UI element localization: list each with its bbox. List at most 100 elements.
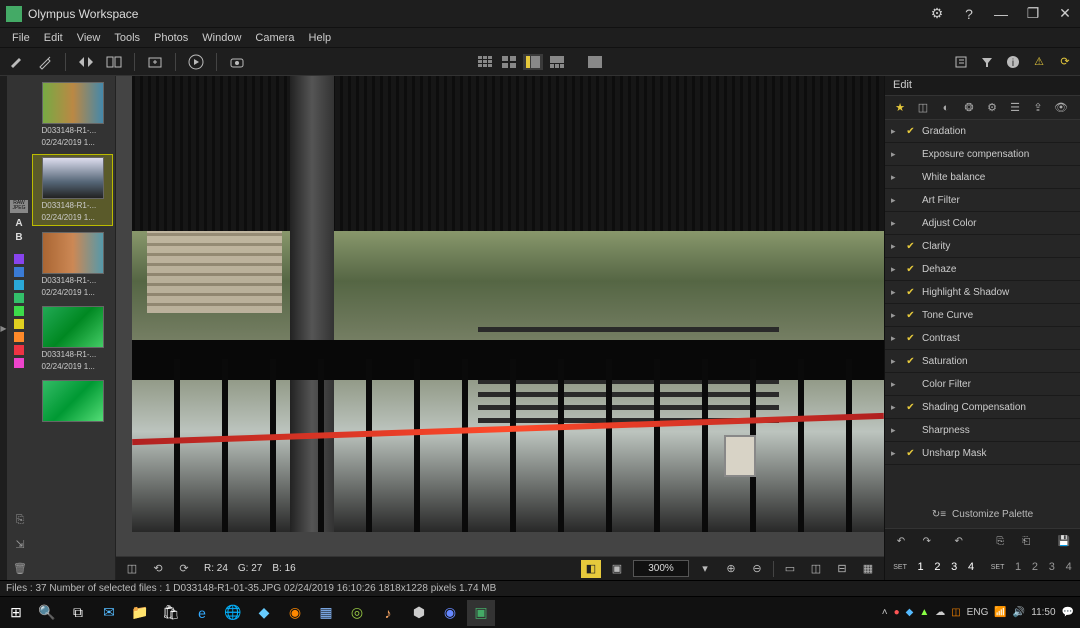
- tray-notifications-icon[interactable]: 💬: [1062, 607, 1074, 618]
- section-checkbox[interactable]: [905, 218, 916, 229]
- close-button[interactable]: ✕: [1056, 5, 1074, 23]
- folder-panel-collapsed[interactable]: ▶: [0, 76, 8, 580]
- color-tag-swatch[interactable]: [14, 293, 24, 303]
- edit-section-row[interactable]: ▸White balance: [885, 166, 1080, 189]
- app-icon-4[interactable]: ◎: [343, 600, 371, 626]
- tray-app4-icon[interactable]: ☁: [935, 607, 945, 618]
- history-back-icon[interactable]: ↶: [949, 533, 969, 551]
- fit-screen-icon[interactable]: ▣: [607, 560, 627, 578]
- edit-section-row[interactable]: ▸✔Unsharp Mask: [885, 442, 1080, 465]
- app-icon-7[interactable]: ◉: [436, 600, 464, 626]
- tray-app1-icon[interactable]: ●: [894, 607, 900, 618]
- color-tag-swatch[interactable]: [14, 345, 24, 355]
- crop-icon[interactable]: ◫: [122, 560, 142, 578]
- highlight-warning-icon[interactable]: ◧: [581, 560, 601, 578]
- preset-4[interactable]: 4: [966, 561, 977, 573]
- redo-icon[interactable]: ↷: [917, 533, 937, 551]
- color-tag-swatch[interactable]: [14, 267, 24, 277]
- app-icon-3[interactable]: ▦: [312, 600, 340, 626]
- label-b[interactable]: B: [15, 232, 22, 244]
- section-checkbox[interactable]: ✔: [905, 333, 916, 344]
- tray-chevron-icon[interactable]: ˄: [882, 607, 888, 618]
- flag-tool-icon[interactable]: [75, 51, 97, 73]
- export-tool-icon[interactable]: [144, 51, 166, 73]
- rotate-left-icon[interactable]: ⟲: [148, 560, 168, 578]
- chrome-icon[interactable]: 🌐: [219, 600, 247, 626]
- split-none-icon[interactable]: ▭: [780, 560, 800, 578]
- edit-section-row[interactable]: ▸✔Gradation: [885, 120, 1080, 143]
- thumbnail-item[interactable]: D033148-R1-...02/24/2019 1...: [32, 304, 113, 374]
- edit-tool2-icon[interactable]: [34, 51, 56, 73]
- sliders-tab-icon[interactable]: ☰: [1006, 99, 1024, 117]
- crop-tab-icon[interactable]: ◫: [914, 99, 932, 117]
- list-view-icon[interactable]: [499, 54, 519, 70]
- menu-help[interactable]: Help: [303, 30, 338, 46]
- label-a[interactable]: A: [15, 218, 22, 230]
- thumbnail-item[interactable]: D033148-R1-...02/24/2019 1...: [32, 80, 113, 150]
- edit-section-row[interactable]: ▸✔Shading Compensation: [885, 396, 1080, 419]
- menu-window[interactable]: Window: [196, 30, 247, 46]
- section-checkbox[interactable]: ✔: [905, 287, 916, 298]
- color-tab-icon[interactable]: ◐: [937, 99, 955, 117]
- section-checkbox[interactable]: [905, 172, 916, 183]
- edit-section-row[interactable]: ▸Art Filter: [885, 189, 1080, 212]
- section-checkbox[interactable]: [905, 425, 916, 436]
- section-checkbox[interactable]: [905, 149, 916, 160]
- preset-2[interactable]: 2: [932, 561, 943, 573]
- edge-icon[interactable]: e: [188, 600, 216, 626]
- start-button[interactable]: ⊞: [2, 600, 30, 626]
- color-tag-swatch[interactable]: [14, 332, 24, 342]
- menu-edit[interactable]: Edit: [38, 30, 69, 46]
- search-icon[interactable]: 🔍: [33, 600, 61, 626]
- edit-section-row[interactable]: ▸✔Contrast: [885, 327, 1080, 350]
- color-tag-swatch[interactable]: [14, 358, 24, 368]
- minimize-button[interactable]: —: [992, 5, 1010, 23]
- section-checkbox[interactable]: ✔: [905, 402, 916, 413]
- explorer-icon[interactable]: 📁: [126, 600, 154, 626]
- tray-app3-icon[interactable]: ▲: [919, 607, 929, 618]
- save-preset-icon[interactable]: 💾: [1054, 533, 1074, 551]
- camera-connect-icon[interactable]: [226, 51, 248, 73]
- tray-wifi-icon[interactable]: 📶: [994, 607, 1006, 618]
- zoom-out-icon[interactable]: ⊖: [747, 560, 767, 578]
- gears-tab-icon[interactable]: ⚙: [983, 99, 1001, 117]
- app-icon-2[interactable]: ◉: [281, 600, 309, 626]
- export-tab-icon[interactable]: ⇪: [1029, 99, 1047, 117]
- rotate-right-icon[interactable]: ⟳: [174, 560, 194, 578]
- preset-b4[interactable]: 4: [1063, 561, 1074, 573]
- edit-section-row[interactable]: ▸✔Highlight & Shadow: [885, 281, 1080, 304]
- zoom-value[interactable]: 300%: [633, 560, 689, 577]
- section-checkbox[interactable]: ✔: [905, 126, 916, 137]
- section-checkbox[interactable]: ✔: [905, 310, 916, 321]
- edit-section-row[interactable]: ▸Sharpness: [885, 419, 1080, 442]
- settings-gear-icon[interactable]: ⚙: [928, 5, 946, 23]
- single-view-icon[interactable]: [585, 54, 605, 70]
- edit-section-row[interactable]: ▸✔Tone Curve: [885, 304, 1080, 327]
- section-checkbox[interactable]: ✔: [905, 264, 916, 275]
- tray-lang[interactable]: ENG: [967, 607, 989, 618]
- app-icon-5[interactable]: ♪: [374, 600, 402, 626]
- play-button[interactable]: [185, 51, 207, 73]
- customize-palette-button[interactable]: ↻≡ Customize Palette: [885, 500, 1080, 528]
- edit-tool-icon[interactable]: [6, 51, 28, 73]
- sort-icon[interactable]: [952, 53, 970, 71]
- split-grid-icon[interactable]: ▦: [858, 560, 878, 578]
- task-view-icon[interactable]: ⧉: [64, 600, 92, 626]
- thumbnail-item[interactable]: D033148-R1-...02/24/2019 1...: [32, 154, 113, 226]
- color-tag-swatch[interactable]: [14, 254, 24, 264]
- help-icon[interactable]: ?: [960, 5, 978, 23]
- warning-icon[interactable]: ⚠: [1030, 53, 1048, 71]
- move-file-icon[interactable]: ⇲: [12, 536, 28, 552]
- art-tab-icon[interactable]: ❂: [960, 99, 978, 117]
- preset-b2[interactable]: 2: [1029, 561, 1040, 573]
- preset-3[interactable]: 3: [949, 561, 960, 573]
- split-h-icon[interactable]: ◫: [806, 560, 826, 578]
- zoom-dropdown-icon[interactable]: ▾: [695, 560, 715, 578]
- store-icon[interactable]: 🛍: [157, 600, 185, 626]
- filmstrip-left-view-icon[interactable]: [523, 54, 543, 70]
- undo-icon[interactable]: ↶: [891, 533, 911, 551]
- copy-settings-icon[interactable]: ⎘: [991, 533, 1011, 551]
- edit-section-row[interactable]: ▸Adjust Color: [885, 212, 1080, 235]
- split-v-icon[interactable]: ⊟: [832, 560, 852, 578]
- section-checkbox[interactable]: [905, 195, 916, 206]
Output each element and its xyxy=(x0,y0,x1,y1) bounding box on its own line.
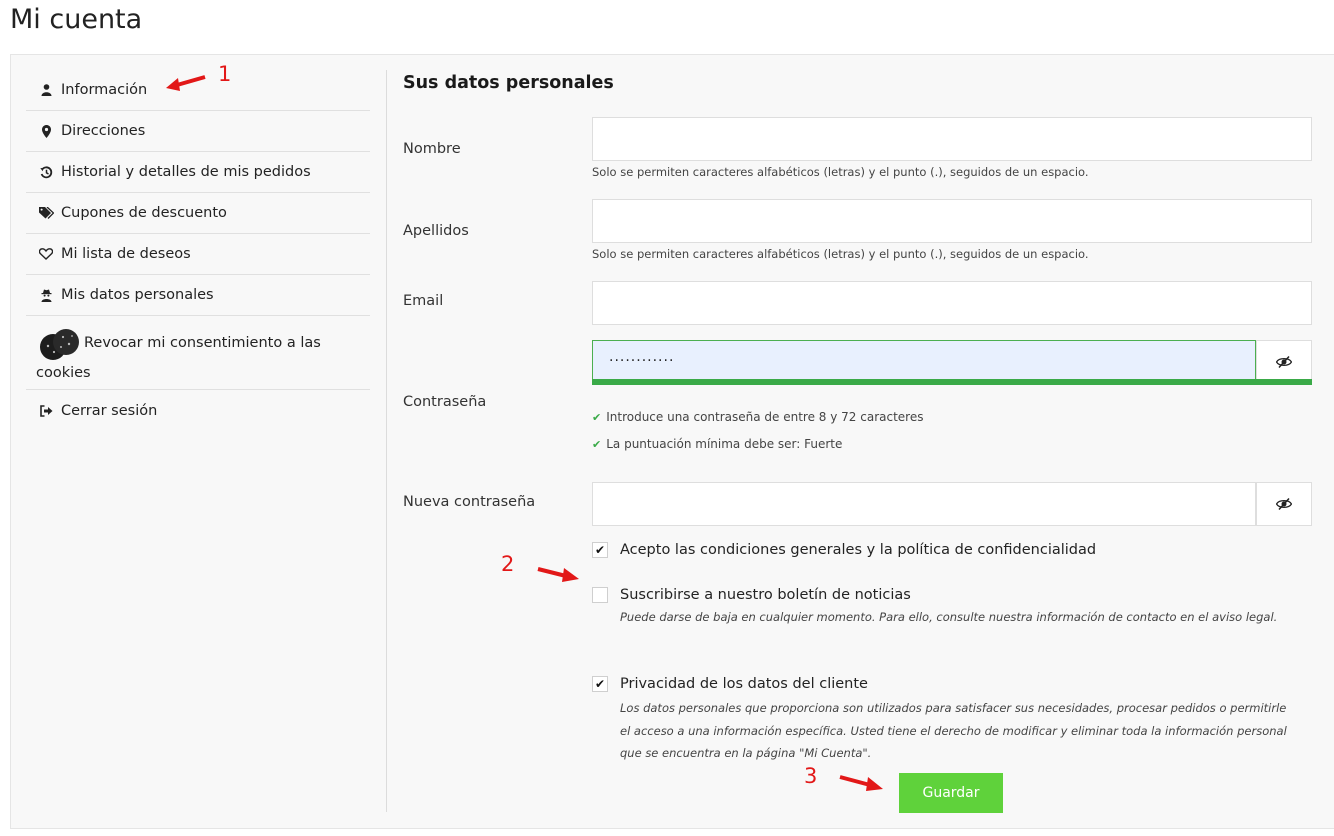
sidebar-item-historial[interactable]: Historial y detalles de mis pedidos xyxy=(26,152,370,193)
user-icon xyxy=(38,82,54,98)
newsletter-description: Puede darse de baja en cualquier momento… xyxy=(620,610,1278,624)
sidebar-item-label: Cerrar sesión xyxy=(61,402,158,419)
apellidos-hint: Solo se permiten caracteres alfabéticos … xyxy=(592,247,1089,261)
nombre-input[interactable] xyxy=(592,117,1312,161)
newsletter-label: Suscribirse a nuestro boletín de noticia… xyxy=(620,587,911,603)
email-label: Email xyxy=(403,293,444,309)
nombre-label: Nombre xyxy=(403,141,461,157)
new-password-input[interactable] xyxy=(592,482,1256,526)
sidebar-item-deseos[interactable]: Mi lista de deseos xyxy=(26,234,370,275)
nombre-hint: Solo se permiten caracteres alfabéticos … xyxy=(592,165,1089,179)
sidebar-item-label: Mis datos personales xyxy=(61,287,214,303)
page-title: Mi cuenta xyxy=(10,4,143,35)
terms-label: Acepto las condiciones generales y la po… xyxy=(620,542,1097,558)
sidebar-item-label: Direcciones xyxy=(61,123,146,139)
password-rule-score: ✔ La puntuación mínima debe ser: Fuerte xyxy=(592,437,842,451)
email-input[interactable] xyxy=(592,281,1312,325)
toggle-new-password-visibility-button[interactable] xyxy=(1256,482,1312,526)
sign-out-icon xyxy=(38,403,54,419)
newsletter-checkbox[interactable] xyxy=(592,587,608,603)
account-sidebar: Información Direcciones Historial y deta… xyxy=(26,70,370,431)
tags-icon xyxy=(38,205,54,221)
password-input[interactable]: ············ xyxy=(592,340,1256,384)
annotation-number-2: 2 xyxy=(501,552,515,576)
annotation-number-3: 3 xyxy=(804,764,818,788)
sidebar-item-cupones[interactable]: Cupones de descuento xyxy=(26,193,370,234)
map-marker-icon xyxy=(38,123,54,139)
cookies-icon xyxy=(36,327,82,360)
annotation-arrow-3-icon xyxy=(839,775,883,791)
apellidos-input[interactable] xyxy=(592,199,1312,243)
sidebar-item-cookies[interactable]: Revocar mi consentimiento a las cookies xyxy=(26,316,370,390)
eye-slash-icon xyxy=(1275,495,1293,514)
sidebar-item-label: Mi lista de deseos xyxy=(61,246,191,262)
privacy-description: Los datos personales que proporciona son… xyxy=(620,701,1287,760)
section-title: Sus datos personales xyxy=(403,73,614,93)
eye-slash-icon xyxy=(1275,353,1293,372)
check-icon: ✔ xyxy=(592,437,602,451)
new-password-label: Nueva contraseña xyxy=(403,494,536,510)
vertical-divider xyxy=(386,70,387,812)
annotation-arrow-2-icon xyxy=(537,567,579,582)
privacy-checkbox[interactable]: ✔ xyxy=(592,676,608,692)
sidebar-item-label: Información xyxy=(61,82,148,98)
terms-checkbox[interactable]: ✔ xyxy=(592,542,608,558)
password-strength-bar xyxy=(592,379,1312,385)
password-rule-length: ✔ Introduce una contraseña de entre 8 y … xyxy=(592,410,923,424)
sidebar-item-direcciones[interactable]: Direcciones xyxy=(26,111,370,152)
annotation-number-1: 1 xyxy=(218,62,232,86)
sidebar-item-datos-personales[interactable]: Mis datos personales xyxy=(26,275,370,316)
save-button[interactable]: Guardar xyxy=(899,773,1003,813)
privacy-checkbox-row: ✔ Privacidad de los datos del cliente xyxy=(592,676,868,692)
history-icon xyxy=(38,164,54,180)
rule-text: Introduce una contraseña de entre 8 y 72… xyxy=(606,410,924,424)
check-icon: ✔ xyxy=(592,410,602,424)
newsletter-checkbox-row: Suscribirse a nuestro boletín de noticia… xyxy=(592,587,911,603)
sidebar-item-label: Historial y detalles de mis pedidos xyxy=(61,164,311,180)
password-label: Contraseña xyxy=(403,394,487,410)
heart-icon xyxy=(38,246,54,262)
apellidos-label: Apellidos xyxy=(403,223,469,239)
sidebar-item-cerrar-sesion[interactable]: Cerrar sesión xyxy=(26,390,370,431)
rule-text: La puntuación mínima debe ser: Fuerte xyxy=(606,437,843,451)
privacy-label: Privacidad de los datos del cliente xyxy=(620,676,868,692)
terms-checkbox-row: ✔ Acepto las condiciones generales y la … xyxy=(592,542,1096,558)
annotation-arrow-1-icon xyxy=(166,75,206,91)
toggle-password-visibility-button[interactable] xyxy=(1256,340,1312,384)
sidebar-item-label: Cupones de descuento xyxy=(61,205,227,221)
account-panel: Información Direcciones Historial y deta… xyxy=(10,54,1334,829)
user-secret-icon xyxy=(38,287,54,303)
cookies-item-content: Revocar mi consentimiento a las cookies xyxy=(36,327,370,387)
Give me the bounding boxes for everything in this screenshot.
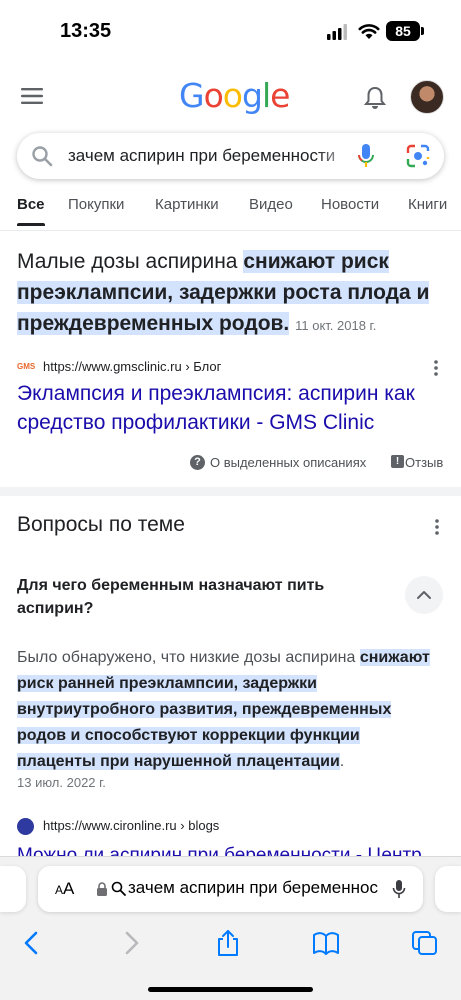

....................

Reproduce the lines of the data verbatim, from the line containing "sidebar-item-historial[interactable]: Historial y" through the line containing "new-password-input[interactable] xyxy=(592,482,1256,526)", with both of those lines included.

sidebar-item-historial[interactable]: Historial y detalles de mis pedidos xyxy=(26,152,370,193)
user-icon xyxy=(38,82,54,98)
newsletter-description: Puede darse de baja en cualquier momento… xyxy=(620,610,1278,624)
sidebar-item-label: Cerrar sesión xyxy=(61,402,158,419)
apellidos-hint: Solo se permiten caracteres alfabéticos … xyxy=(592,247,1089,261)
nombre-input[interactable] xyxy=(592,117,1312,161)
newsletter-label: Suscribirse a nuestro boletín de noticia… xyxy=(620,587,911,603)
email-label: Email xyxy=(403,293,444,309)
nombre-label: Nombre xyxy=(403,141,461,157)
new-password-input[interactable] xyxy=(592,482,1256,526)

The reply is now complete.